**Available records**
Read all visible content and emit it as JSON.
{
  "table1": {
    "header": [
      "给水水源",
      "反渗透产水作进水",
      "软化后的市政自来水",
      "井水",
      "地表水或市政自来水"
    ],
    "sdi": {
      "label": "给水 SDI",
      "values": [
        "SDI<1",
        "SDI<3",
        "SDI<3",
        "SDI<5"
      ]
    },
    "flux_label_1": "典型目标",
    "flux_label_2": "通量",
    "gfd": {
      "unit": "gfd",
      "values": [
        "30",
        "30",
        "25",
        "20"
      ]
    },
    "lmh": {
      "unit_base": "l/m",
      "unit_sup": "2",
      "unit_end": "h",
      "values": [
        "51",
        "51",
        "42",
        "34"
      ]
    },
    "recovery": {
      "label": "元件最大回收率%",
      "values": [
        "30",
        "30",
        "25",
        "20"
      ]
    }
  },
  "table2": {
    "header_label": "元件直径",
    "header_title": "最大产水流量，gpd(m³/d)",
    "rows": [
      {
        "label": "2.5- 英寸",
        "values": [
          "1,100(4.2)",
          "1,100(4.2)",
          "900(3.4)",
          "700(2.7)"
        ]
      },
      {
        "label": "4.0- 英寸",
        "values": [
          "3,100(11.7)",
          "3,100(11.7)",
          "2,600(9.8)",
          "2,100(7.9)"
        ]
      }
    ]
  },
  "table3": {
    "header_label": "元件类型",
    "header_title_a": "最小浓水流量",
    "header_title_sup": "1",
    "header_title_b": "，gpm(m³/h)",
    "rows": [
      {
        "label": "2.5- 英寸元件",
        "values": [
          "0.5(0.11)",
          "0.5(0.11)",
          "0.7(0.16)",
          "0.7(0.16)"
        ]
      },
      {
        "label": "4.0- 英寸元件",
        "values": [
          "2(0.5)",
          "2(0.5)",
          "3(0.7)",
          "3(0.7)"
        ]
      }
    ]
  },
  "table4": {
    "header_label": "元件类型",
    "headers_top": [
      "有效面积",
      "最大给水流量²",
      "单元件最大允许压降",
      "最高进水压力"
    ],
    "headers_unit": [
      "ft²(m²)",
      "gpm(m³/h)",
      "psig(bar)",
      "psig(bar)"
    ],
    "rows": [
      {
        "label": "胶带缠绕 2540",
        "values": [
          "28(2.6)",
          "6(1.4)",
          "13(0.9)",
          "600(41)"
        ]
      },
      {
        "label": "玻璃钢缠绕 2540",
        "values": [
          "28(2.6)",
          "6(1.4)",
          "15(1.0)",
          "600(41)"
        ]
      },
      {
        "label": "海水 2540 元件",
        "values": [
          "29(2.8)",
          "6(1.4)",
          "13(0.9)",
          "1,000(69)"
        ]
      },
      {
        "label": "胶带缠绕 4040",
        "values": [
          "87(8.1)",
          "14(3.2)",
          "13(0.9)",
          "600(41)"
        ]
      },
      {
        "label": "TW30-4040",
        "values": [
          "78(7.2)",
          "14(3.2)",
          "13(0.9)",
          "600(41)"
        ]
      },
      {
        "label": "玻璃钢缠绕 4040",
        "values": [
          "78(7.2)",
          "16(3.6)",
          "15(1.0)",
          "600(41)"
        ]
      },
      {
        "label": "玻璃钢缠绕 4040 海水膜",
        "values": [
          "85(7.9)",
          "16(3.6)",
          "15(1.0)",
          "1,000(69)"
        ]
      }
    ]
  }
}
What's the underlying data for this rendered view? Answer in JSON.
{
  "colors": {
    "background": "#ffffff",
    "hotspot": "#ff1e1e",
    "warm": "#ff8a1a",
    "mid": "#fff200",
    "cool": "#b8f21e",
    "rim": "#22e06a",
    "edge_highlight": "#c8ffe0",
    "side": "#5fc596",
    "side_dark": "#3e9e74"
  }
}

**Problem**
Give back the whole listing, word for word.

**Result below**
Read all visible content and emit it as JSON.
{
  "table1": {
    "header": [
      "给水水源",
      "反渗透产水作进水",
      "软化后的市政自来水",
      "井水",
      "地表水或市政自来水"
    ],
    "sdi": {
      "label": "给水 SDI",
      "values": [
        "SDI<1",
        "SDI<3",
        "SDI<3",
        "SDI<5"
      ]
    },
    "flux_label_1": "典型目标",
    "flux_label_2": "通量",
    "gfd": {
      "unit": "gfd",
      "values": [
        "30",
        "30",
        "25",
        "20"
      ]
    },
    "lmh": {
      "unit_base": "l/m",
      "unit_sup": "2",
      "unit_end": "h",
      "values": [
        "51",
        "51",
        "42",
        "34"
      ]
    },
    "recovery": {
      "label": "元件最大回收率%",
      "values": [
        "30",
        "30",
        "25",
        "20"
      ]
    }
  },
  "table2": {
    "header_label": "元件直径",
    "header_title": "最大产水流量，gpd(m³/d)",
    "rows": [
      {
        "label": "2.5- 英寸",
        "values": [
          "1,100(4.2)",
          "1,100(4.2)",
          "900(3.4)",
          "700(2.7)"
        ]
      },
      {
        "label": "4.0- 英寸",
        "values": [
          "3,100(11.7)",
          "3,100(11.7)",
          "2,600(9.8)",
          "2,100(7.9)"
        ]
      }
    ]
  },
  "table3": {
    "header_label": "元件类型",
    "header_title_a": "最小浓水流量",
    "header_title_sup": "1",
    "header_title_b": "，gpm(m³/h)",
    "rows": [
      {
        "label": "2.5- 英寸元件",
        "values": [
          "0.5(0.11)",
          "0.5(0.11)",
          "0.7(0.16)",
          "0.7(0.16)"
        ]
      },
      {
        "label": "4.0- 英寸元件",
        "values": [
          "2(0.5)",
          "2(0.5)",
          "3(0.7)",
          "3(0.7)"
        ]
      }
    ]
  },
  "table4": {
    "header_label": "元件类型",
    "headers_top": [
      "有效面积",
      "最大给水流量²",
      "单元件最大允许压降",
      "最高进水压力"
    ],
    "headers_unit": [
      "ft²(m²)",
      "gpm(m³/h)",
      "psig(bar)",
      "psig(bar)"
    ],
    "rows": [
      {
        "label": "胶带缠绕 2540",
        "values": [
          "28(2.6)",
          "6(1.4)",
          "13(0.9)",
          "600(41)"
        ]
      },
      {
        "label": "玻璃钢缠绕 2540",
        "values": [
          "28(2.6)",
          "6(1.4)",
          "15(1.0)",
          "600(41)"
        ]
      },
      {
        "label": "海水 2540 元件",
        "values": [
          "29(2.8)",
          "6(1.4)",
          "13(0.9)",
          "1,000(69)"
        ]
      },
      {
        "label": "胶带缠绕 4040",
        "values": [
          "87(8.1)",
          "14(3.2)",
          "13(0.9)",
          "600(41)"
        ]
      },
      {
        "label": "TW30-4040",
        "values": [
          "78(7.2)",
          "14(3.2)",
          "13(0.9)",
          "600(41)"
        ]
      },
      {
        "label": "玻璃钢缠绕 4040",
        "values": [
          "78(7.2)",
          "16(3.6)",
          "15(1.0)",
          "600(41)"
        ]
      },
      {
        "label": "玻璃钢缠绕 4040 海水膜",
        "values": [
          "85(7.9)",
          "16(3.6)",
          "15(1.0)",
          "1,000(69)"
        ]
      }
    ]
  }
}
What's the underlying data for this rendered view? Answer in JSON.
{
  "colors": {
    "background": "#ffffff",
    "hotspot": "#ff1e1e",
    "warm": "#ff8a1a",
    "mid": "#fff200",
    "cool": "#b8f21e",
    "rim": "#22e06a",
    "edge_highlight": "#c8ffe0",
    "side": "#5fc596",
    "side_dark": "#3e9e74"
  }
}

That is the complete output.